» Source passage
——————————
= Ariel A. Rodriguez =

American judge (1947–2017)

Ariel Antonio Rodriguez (November 8, 1947 – November 10, 2017) was a judge for the Courts of New Jersey including an acting Justice of the New Jersey Supreme Court (Judge of the Appellate Division, Temporarily Assigned to the Supreme Court).

==Early life and education==
Rodriguez was born in Havana, Cuba in 1947 and came to the United States in 1960. He graduated from Rutgers University and Rutgers School of Law – Camden.

==Career==
From 1973 to 1976, Rodriguez worked at Hudson County Prosecutor’s Office, after which he formed a law partnership and legal courses part-time at Hudson County Community College. He was named counsel to the Fireman's Fund Insurance Company in 1984.
——————————
(Extracted data entries)
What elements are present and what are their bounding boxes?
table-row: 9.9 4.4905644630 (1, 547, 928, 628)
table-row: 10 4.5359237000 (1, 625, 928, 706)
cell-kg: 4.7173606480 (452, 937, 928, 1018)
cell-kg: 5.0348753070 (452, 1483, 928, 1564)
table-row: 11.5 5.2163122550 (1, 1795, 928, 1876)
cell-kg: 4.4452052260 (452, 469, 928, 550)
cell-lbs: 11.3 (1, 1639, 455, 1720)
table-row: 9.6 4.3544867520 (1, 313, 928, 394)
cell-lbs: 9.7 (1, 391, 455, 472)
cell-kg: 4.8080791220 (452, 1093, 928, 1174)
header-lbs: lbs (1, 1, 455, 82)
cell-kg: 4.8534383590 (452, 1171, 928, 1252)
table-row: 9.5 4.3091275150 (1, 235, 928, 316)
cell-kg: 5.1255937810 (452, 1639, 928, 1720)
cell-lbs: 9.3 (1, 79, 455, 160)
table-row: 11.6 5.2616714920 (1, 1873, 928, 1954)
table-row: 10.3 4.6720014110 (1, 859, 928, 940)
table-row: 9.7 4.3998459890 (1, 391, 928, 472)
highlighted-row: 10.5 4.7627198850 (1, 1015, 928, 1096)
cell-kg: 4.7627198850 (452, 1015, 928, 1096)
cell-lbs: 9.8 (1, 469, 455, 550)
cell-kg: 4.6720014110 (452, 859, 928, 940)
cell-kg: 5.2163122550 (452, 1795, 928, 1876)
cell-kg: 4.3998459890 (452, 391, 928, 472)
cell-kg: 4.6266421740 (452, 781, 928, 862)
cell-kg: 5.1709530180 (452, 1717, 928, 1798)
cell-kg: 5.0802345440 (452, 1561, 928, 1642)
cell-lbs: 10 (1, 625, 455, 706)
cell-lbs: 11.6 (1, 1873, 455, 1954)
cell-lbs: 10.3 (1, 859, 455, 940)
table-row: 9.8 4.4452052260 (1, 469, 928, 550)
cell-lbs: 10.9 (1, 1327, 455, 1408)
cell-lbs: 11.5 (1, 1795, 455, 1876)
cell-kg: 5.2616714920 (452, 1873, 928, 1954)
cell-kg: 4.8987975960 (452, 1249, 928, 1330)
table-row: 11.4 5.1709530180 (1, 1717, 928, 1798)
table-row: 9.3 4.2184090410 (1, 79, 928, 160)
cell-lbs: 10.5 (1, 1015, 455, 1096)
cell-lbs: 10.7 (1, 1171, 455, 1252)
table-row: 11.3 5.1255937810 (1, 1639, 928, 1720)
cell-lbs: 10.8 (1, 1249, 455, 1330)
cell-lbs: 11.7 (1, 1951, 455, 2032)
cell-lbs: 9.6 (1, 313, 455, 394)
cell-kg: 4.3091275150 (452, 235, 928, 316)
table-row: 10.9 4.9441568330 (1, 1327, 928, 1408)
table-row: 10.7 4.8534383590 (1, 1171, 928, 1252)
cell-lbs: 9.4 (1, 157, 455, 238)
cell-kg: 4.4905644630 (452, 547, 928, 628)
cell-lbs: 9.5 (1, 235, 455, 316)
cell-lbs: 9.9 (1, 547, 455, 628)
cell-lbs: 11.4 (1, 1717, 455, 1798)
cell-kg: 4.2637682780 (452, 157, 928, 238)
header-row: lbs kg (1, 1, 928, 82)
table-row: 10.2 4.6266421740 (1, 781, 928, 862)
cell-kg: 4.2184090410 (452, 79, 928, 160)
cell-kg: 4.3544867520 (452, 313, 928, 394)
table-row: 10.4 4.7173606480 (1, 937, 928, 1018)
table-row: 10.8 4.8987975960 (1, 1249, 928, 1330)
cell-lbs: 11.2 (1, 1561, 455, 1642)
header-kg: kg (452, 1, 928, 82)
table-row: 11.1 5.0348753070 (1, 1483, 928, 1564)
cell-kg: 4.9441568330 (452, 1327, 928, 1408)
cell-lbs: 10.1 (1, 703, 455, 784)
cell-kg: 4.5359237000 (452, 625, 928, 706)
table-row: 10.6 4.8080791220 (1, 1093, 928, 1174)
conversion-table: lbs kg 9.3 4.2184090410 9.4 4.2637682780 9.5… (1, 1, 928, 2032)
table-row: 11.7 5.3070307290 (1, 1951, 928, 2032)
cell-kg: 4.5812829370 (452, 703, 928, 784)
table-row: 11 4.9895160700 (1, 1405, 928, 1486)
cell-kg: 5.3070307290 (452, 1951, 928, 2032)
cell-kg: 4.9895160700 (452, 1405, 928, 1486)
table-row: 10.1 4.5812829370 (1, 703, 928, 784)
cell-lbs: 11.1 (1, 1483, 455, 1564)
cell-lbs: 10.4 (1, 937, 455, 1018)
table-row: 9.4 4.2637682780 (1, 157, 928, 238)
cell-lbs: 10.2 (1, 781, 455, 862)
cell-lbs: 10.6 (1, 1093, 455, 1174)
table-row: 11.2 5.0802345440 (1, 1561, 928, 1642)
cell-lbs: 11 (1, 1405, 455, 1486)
——————————
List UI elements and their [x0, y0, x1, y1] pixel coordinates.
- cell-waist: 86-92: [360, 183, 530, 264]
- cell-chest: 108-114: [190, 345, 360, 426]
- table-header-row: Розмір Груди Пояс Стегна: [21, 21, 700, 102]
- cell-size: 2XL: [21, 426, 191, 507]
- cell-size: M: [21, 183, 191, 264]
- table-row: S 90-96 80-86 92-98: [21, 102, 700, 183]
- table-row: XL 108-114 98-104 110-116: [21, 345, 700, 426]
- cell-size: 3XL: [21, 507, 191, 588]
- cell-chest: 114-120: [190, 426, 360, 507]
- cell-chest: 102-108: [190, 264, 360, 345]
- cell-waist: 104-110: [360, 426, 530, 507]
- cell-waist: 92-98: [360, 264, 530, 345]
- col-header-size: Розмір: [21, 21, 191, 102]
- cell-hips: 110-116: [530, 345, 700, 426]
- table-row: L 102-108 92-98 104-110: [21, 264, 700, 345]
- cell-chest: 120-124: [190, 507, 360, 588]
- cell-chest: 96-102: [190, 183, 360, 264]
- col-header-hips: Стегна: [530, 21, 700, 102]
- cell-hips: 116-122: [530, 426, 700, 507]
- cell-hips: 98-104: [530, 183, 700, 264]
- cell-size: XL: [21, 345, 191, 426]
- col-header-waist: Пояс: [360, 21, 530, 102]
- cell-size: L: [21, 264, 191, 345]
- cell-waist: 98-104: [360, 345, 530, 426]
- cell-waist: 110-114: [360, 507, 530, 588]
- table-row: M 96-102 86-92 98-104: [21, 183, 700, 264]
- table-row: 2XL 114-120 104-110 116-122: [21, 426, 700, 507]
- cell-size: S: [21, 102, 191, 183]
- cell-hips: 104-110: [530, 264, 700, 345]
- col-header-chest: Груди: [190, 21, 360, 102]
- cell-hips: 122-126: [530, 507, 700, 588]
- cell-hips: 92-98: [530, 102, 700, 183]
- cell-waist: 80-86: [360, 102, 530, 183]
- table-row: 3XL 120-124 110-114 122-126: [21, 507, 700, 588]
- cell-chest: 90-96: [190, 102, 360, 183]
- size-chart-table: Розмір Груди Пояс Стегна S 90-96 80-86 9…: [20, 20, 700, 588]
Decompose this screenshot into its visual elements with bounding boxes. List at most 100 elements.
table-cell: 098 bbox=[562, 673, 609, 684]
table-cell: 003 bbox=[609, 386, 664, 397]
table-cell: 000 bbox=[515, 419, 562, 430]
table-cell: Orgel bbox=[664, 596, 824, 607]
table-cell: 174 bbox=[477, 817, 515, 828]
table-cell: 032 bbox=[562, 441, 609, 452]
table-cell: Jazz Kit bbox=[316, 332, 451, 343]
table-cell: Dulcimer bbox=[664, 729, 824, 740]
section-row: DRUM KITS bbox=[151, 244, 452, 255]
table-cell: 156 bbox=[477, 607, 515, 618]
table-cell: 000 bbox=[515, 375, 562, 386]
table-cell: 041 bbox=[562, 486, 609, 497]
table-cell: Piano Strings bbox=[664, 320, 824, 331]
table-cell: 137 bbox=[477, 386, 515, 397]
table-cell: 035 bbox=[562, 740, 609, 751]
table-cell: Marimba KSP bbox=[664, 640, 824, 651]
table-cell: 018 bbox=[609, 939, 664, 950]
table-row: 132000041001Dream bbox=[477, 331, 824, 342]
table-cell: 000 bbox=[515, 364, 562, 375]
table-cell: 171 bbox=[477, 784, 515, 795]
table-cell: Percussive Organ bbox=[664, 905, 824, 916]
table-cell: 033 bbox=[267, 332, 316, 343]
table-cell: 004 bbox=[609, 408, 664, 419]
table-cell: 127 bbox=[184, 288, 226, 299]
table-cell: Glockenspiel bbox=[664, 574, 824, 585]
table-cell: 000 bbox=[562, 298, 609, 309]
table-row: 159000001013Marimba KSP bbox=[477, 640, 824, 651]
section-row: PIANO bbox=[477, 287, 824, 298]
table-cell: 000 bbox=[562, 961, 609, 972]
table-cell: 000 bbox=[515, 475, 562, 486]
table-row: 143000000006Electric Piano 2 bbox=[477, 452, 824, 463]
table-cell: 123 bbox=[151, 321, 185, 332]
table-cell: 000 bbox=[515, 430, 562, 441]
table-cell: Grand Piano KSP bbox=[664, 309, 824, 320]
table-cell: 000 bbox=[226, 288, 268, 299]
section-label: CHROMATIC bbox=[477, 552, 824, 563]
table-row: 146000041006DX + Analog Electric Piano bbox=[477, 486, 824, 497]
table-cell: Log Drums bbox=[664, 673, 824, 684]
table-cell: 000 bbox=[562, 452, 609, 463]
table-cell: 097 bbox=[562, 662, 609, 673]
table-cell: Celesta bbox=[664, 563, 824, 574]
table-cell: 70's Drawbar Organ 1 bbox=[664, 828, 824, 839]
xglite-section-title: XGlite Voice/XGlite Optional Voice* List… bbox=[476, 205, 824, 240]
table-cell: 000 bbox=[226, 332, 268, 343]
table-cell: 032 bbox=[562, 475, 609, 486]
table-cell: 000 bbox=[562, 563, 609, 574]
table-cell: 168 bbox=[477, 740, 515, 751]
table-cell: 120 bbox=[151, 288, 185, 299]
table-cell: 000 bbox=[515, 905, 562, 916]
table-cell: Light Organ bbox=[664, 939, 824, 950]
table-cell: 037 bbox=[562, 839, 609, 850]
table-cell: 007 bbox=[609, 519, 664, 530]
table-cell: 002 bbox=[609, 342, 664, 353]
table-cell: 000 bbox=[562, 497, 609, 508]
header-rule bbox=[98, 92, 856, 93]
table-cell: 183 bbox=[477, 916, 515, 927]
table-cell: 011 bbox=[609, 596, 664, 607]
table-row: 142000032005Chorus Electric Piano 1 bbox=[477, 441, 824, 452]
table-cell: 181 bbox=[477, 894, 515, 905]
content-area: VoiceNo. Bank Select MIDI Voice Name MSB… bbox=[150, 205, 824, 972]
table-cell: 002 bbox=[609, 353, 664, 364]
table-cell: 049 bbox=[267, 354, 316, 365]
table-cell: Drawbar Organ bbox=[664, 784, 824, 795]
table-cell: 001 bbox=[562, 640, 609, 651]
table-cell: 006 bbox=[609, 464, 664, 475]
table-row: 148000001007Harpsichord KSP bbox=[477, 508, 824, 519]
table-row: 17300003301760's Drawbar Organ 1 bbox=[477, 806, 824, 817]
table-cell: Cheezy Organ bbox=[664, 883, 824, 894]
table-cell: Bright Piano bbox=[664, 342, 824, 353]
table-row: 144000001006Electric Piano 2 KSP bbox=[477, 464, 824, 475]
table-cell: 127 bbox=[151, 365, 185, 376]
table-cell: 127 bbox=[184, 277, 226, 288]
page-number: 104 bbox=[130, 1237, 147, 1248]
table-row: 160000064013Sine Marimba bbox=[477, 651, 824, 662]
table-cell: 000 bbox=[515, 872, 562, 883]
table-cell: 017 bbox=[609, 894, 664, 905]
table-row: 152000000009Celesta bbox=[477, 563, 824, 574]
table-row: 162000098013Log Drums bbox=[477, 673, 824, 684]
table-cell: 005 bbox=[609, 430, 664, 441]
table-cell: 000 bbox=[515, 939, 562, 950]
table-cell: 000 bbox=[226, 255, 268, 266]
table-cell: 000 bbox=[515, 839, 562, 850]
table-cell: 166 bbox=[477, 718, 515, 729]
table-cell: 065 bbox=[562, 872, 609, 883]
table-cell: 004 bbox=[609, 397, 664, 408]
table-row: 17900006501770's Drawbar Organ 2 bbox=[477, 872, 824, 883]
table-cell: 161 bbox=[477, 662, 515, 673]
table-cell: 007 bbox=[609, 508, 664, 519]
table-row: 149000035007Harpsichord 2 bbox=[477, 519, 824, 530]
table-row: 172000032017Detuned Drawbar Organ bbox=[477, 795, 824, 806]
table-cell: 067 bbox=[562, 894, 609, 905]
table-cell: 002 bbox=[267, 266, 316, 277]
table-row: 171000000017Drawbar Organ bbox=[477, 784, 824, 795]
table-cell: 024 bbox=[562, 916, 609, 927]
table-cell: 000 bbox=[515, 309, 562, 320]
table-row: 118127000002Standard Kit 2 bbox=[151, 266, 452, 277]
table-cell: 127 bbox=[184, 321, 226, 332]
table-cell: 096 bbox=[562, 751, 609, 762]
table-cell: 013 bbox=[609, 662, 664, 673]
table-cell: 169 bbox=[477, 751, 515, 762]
——————————
Please repeat the passage on Ariel A. Rodriguez from "Ariel Antonio Rodriguez" up to and including "the Supreme Court).", substituting "interim" for "acting".

Ariel Antonio Rodriguez (November 8, 1947 – November 10, 2017) was a judge for the Courts of New Jersey including an interim Justice of the New Jersey Supreme Court (Judge of the Appellate Division, Temporarily Assigned to the Supreme Court).